(begin)

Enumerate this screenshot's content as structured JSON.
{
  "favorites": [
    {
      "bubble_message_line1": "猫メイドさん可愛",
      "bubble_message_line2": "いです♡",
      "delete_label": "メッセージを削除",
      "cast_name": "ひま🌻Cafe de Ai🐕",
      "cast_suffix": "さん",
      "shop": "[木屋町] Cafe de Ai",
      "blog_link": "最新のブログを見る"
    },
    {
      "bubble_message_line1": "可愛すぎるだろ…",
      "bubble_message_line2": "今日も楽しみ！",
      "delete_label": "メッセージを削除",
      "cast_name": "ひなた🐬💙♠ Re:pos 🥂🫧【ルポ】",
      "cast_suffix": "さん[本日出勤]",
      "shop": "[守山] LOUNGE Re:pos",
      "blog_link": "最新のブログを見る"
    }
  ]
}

(end)
(begin)

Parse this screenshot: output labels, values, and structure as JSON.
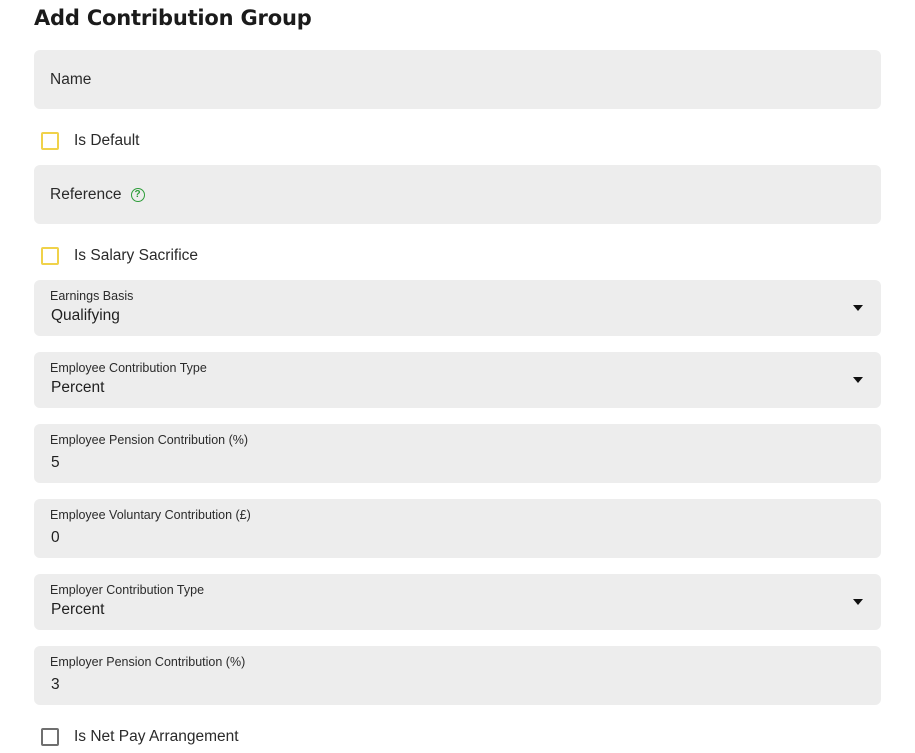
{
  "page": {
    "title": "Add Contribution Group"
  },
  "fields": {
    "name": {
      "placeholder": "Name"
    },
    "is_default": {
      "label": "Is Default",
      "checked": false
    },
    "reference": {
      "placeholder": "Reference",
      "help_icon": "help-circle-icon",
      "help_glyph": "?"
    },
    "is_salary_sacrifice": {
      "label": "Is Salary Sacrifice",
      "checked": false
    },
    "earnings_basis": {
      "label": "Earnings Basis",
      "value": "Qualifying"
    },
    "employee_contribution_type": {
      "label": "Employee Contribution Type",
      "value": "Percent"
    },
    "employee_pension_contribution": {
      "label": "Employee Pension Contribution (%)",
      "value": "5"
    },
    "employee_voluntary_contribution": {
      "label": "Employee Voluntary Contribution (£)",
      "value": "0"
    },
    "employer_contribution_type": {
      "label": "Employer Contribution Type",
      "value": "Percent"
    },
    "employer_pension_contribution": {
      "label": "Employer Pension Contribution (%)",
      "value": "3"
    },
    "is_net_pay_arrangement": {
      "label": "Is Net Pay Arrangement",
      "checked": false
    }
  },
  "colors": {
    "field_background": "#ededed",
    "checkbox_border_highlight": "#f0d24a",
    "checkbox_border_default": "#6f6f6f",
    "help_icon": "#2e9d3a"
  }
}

(end)
(begin)

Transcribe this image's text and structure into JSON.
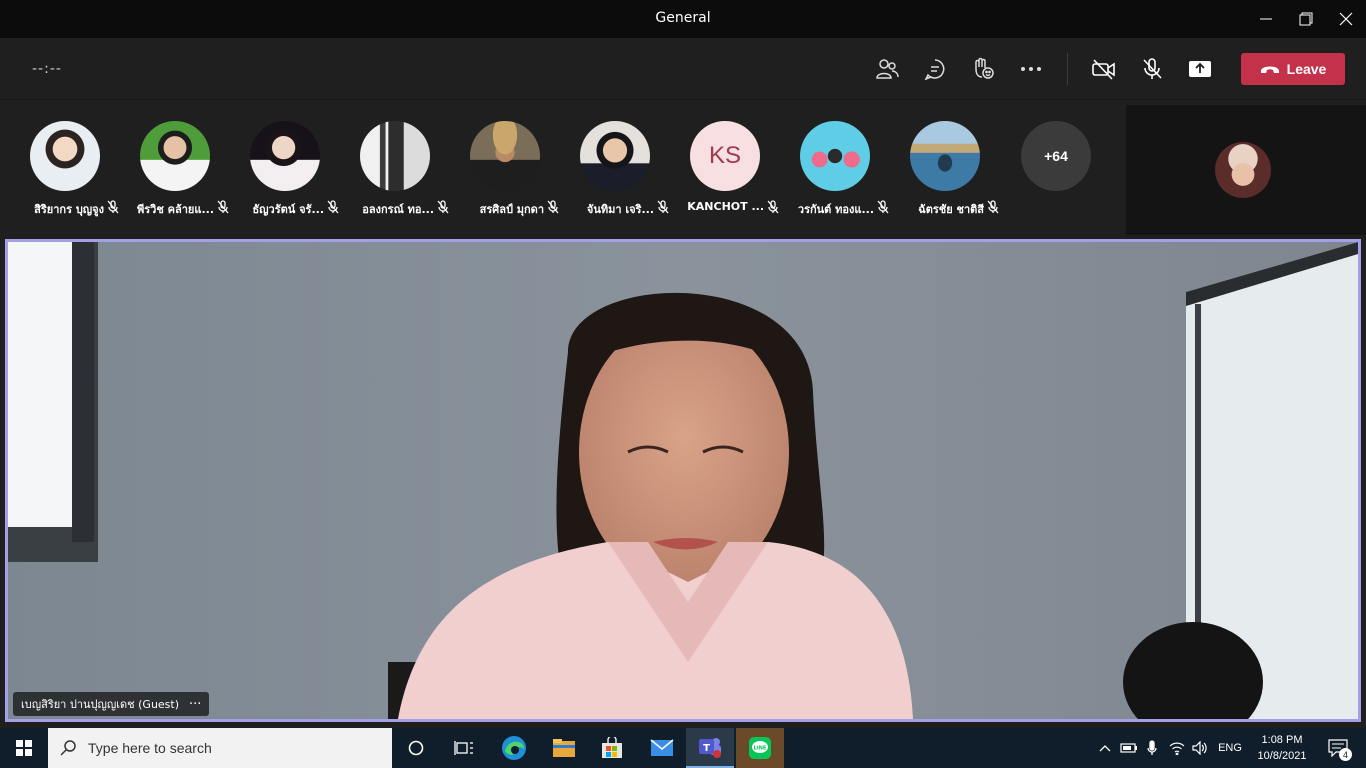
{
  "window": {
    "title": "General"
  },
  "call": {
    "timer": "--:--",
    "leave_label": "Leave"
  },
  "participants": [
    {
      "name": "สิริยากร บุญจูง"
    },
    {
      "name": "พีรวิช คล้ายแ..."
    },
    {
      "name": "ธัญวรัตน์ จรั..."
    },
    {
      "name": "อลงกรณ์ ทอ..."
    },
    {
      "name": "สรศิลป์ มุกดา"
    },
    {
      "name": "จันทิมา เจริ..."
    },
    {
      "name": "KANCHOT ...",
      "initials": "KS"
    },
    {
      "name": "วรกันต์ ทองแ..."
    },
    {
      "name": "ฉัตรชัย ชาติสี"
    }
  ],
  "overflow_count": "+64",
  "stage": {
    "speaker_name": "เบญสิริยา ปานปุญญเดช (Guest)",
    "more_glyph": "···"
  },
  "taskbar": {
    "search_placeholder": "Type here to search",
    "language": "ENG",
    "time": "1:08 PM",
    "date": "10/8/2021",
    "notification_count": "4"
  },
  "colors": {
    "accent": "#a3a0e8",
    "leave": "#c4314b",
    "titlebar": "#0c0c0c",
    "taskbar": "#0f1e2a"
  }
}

(end)

_What is being asked:_ Scan the records above, count the lines with "screenshot" in them, and give only the number.

_Output of the task:_ 2